--- start of Extracted entries ---

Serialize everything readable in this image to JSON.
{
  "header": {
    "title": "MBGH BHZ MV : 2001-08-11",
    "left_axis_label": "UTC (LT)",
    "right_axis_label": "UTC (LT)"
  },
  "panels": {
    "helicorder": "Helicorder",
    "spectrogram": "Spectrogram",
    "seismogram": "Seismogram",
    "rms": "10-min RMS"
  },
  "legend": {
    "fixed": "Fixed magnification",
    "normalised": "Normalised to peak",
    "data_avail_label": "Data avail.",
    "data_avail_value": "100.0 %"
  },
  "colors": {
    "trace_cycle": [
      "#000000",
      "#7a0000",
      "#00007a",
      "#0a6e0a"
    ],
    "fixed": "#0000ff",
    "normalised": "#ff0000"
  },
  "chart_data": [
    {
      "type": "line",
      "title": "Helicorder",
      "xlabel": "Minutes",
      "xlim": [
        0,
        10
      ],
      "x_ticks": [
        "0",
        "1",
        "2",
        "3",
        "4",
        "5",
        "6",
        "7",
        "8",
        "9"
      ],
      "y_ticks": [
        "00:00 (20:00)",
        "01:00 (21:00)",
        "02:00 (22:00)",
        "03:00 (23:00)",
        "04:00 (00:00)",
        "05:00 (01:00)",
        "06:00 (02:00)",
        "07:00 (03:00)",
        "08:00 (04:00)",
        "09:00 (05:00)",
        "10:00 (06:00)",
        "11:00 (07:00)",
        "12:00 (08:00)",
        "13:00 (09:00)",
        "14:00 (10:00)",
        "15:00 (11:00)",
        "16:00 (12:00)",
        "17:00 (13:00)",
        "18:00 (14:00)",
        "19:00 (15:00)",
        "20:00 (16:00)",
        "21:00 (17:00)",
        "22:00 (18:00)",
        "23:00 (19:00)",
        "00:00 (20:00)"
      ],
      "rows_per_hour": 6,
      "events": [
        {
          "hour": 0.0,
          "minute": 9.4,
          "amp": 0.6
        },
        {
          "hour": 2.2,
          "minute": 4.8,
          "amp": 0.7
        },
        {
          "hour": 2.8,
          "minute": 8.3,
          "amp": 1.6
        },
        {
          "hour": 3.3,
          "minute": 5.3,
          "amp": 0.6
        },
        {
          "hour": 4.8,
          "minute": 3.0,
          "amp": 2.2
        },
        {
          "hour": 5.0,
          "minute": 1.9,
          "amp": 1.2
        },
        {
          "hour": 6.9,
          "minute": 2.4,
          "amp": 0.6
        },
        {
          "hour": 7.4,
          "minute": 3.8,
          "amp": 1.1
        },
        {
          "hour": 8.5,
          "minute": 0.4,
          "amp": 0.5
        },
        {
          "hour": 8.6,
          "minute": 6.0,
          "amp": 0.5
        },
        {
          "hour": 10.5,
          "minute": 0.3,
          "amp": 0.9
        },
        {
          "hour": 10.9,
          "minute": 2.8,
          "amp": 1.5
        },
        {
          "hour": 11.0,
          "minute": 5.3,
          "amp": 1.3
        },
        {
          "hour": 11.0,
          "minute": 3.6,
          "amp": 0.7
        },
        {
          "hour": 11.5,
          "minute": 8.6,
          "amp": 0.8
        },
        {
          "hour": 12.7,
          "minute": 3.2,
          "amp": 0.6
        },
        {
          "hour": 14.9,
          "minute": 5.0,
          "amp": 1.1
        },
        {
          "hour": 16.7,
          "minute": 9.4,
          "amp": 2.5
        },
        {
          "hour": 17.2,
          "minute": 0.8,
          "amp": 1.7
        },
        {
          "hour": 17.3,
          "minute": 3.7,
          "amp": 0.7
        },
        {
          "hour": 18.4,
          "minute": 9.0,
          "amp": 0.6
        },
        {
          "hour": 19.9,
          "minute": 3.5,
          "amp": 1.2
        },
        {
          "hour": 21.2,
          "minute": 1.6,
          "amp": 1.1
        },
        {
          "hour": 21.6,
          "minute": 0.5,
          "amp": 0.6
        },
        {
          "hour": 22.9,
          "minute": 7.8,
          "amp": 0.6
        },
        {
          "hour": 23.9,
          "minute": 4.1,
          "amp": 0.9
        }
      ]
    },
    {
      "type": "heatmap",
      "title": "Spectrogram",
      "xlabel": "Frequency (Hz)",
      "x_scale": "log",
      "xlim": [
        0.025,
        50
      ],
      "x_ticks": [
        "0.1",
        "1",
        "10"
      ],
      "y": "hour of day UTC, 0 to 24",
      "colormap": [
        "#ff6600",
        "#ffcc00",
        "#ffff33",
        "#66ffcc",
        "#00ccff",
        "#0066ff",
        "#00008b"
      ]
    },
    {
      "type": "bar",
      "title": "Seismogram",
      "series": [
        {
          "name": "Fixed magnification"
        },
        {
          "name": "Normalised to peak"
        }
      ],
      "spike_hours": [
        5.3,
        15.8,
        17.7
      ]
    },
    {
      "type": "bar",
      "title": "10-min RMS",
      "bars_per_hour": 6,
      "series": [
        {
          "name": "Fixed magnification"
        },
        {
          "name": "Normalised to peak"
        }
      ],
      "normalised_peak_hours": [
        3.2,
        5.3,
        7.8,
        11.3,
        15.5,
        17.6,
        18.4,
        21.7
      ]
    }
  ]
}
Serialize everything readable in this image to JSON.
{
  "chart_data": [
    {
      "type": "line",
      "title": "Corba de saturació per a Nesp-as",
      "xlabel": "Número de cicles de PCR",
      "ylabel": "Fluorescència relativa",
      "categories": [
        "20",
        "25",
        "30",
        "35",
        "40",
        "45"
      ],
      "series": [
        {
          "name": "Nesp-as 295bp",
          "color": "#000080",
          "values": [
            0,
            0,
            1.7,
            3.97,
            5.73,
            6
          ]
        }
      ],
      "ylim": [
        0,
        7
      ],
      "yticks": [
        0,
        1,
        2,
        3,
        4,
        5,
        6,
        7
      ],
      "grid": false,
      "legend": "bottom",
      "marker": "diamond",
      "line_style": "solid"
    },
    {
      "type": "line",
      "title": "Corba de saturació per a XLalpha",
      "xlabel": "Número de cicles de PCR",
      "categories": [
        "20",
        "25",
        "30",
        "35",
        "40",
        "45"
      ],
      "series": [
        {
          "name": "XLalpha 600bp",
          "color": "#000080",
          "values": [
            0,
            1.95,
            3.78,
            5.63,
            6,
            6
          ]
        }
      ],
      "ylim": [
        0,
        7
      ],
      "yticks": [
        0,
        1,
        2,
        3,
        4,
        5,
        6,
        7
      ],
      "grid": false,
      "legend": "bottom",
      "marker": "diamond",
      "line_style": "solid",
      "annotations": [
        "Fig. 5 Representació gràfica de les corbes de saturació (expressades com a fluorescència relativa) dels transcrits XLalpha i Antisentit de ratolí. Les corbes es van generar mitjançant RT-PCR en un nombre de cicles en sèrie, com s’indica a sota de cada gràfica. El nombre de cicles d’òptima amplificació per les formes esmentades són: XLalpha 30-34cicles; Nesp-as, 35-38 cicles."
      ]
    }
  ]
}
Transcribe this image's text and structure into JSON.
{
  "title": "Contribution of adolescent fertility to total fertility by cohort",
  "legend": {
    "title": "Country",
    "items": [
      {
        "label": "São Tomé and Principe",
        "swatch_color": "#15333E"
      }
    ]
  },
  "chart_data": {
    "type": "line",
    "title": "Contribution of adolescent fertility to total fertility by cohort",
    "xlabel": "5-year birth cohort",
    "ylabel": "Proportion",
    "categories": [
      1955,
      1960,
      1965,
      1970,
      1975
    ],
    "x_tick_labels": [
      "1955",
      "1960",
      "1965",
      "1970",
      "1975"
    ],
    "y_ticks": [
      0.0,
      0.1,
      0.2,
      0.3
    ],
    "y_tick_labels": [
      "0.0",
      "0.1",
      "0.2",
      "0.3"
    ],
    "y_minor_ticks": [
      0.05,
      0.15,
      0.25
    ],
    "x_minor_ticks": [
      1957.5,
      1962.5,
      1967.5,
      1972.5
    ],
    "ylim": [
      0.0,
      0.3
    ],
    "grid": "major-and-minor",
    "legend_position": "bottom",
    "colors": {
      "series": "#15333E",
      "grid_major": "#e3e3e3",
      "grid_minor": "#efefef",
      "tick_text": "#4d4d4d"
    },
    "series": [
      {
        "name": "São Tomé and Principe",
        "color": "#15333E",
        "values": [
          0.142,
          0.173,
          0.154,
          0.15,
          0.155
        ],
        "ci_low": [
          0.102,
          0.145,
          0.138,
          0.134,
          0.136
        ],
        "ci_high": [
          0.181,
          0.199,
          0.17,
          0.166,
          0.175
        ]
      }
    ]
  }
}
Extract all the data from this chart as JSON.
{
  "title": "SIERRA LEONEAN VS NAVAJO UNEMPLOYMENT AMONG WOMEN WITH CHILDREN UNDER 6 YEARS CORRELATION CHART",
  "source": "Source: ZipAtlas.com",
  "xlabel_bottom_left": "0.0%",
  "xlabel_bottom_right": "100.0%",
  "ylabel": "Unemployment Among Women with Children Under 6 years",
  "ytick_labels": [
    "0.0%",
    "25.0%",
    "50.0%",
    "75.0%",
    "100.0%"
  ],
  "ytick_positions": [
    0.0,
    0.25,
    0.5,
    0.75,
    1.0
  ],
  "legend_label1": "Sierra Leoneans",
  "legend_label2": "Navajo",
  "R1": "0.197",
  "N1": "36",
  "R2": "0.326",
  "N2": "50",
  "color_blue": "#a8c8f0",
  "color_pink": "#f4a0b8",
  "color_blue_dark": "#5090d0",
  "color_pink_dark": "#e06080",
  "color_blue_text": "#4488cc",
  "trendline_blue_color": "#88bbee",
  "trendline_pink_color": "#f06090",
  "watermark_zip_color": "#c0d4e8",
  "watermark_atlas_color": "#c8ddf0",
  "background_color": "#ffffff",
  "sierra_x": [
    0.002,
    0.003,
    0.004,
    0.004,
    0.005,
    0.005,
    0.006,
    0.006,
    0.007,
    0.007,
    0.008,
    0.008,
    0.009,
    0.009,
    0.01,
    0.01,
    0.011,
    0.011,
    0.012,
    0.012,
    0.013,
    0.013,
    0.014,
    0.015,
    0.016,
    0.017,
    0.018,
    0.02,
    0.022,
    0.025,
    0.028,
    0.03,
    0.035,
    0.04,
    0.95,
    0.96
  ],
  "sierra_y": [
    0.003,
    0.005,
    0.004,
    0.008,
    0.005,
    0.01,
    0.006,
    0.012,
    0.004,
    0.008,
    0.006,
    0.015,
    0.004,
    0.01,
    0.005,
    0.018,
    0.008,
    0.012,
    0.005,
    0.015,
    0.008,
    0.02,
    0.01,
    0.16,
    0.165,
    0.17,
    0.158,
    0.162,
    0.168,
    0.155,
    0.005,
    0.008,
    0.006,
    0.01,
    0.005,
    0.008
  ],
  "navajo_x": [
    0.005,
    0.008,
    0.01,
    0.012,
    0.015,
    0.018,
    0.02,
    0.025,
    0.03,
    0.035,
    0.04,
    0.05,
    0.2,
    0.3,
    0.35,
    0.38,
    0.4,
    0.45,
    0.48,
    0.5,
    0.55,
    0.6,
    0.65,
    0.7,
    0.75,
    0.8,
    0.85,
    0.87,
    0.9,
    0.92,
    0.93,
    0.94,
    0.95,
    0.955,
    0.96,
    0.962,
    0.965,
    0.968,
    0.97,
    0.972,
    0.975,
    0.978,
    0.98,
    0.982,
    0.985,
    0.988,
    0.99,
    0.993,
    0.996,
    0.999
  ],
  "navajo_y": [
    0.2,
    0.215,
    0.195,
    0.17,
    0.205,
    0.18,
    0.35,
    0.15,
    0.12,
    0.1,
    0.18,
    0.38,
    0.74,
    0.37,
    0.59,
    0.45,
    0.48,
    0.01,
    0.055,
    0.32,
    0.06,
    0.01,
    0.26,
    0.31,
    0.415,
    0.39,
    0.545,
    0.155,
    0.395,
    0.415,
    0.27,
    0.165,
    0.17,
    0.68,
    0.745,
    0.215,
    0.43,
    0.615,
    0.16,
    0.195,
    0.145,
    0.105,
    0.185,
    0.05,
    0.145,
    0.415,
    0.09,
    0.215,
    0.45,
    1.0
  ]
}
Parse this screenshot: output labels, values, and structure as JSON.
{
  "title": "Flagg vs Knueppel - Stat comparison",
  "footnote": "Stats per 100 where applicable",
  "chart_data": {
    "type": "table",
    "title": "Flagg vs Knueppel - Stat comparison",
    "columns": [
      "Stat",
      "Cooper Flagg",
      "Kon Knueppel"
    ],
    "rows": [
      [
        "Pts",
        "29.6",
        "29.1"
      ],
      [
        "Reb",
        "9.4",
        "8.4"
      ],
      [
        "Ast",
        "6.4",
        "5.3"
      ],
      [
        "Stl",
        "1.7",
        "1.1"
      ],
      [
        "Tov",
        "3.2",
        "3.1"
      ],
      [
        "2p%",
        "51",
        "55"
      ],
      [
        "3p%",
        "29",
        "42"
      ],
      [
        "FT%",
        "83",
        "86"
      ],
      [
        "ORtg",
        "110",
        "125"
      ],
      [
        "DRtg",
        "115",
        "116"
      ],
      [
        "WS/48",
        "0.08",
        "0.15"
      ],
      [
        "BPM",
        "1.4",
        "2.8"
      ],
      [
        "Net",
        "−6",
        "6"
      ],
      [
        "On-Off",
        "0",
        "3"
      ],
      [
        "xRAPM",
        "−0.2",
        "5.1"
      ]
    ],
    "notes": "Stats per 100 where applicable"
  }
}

--- end of Extracted entries ---

Job – Copy each line that holds the word "saturació".

Task response –
      "title": "Corba de saturació per a Nesp-as",
      "title": "Corba de saturació per a XLalpha",
        "Fig. 5 Representació gràfica de les corbes de saturació (expressades com a fluorescència relativa) dels transcrits XLalpha i Antisentit de ratolí. Les corbes es van generar mitjançant RT-PCR en un nombre de cicles en sèrie, com s’indica a sota de cada gràfica. El nombre de cicles d’òptima amplificació per les formes esmentades són: XLalpha 30-34cicles; Nesp-as, 35-38 cicles."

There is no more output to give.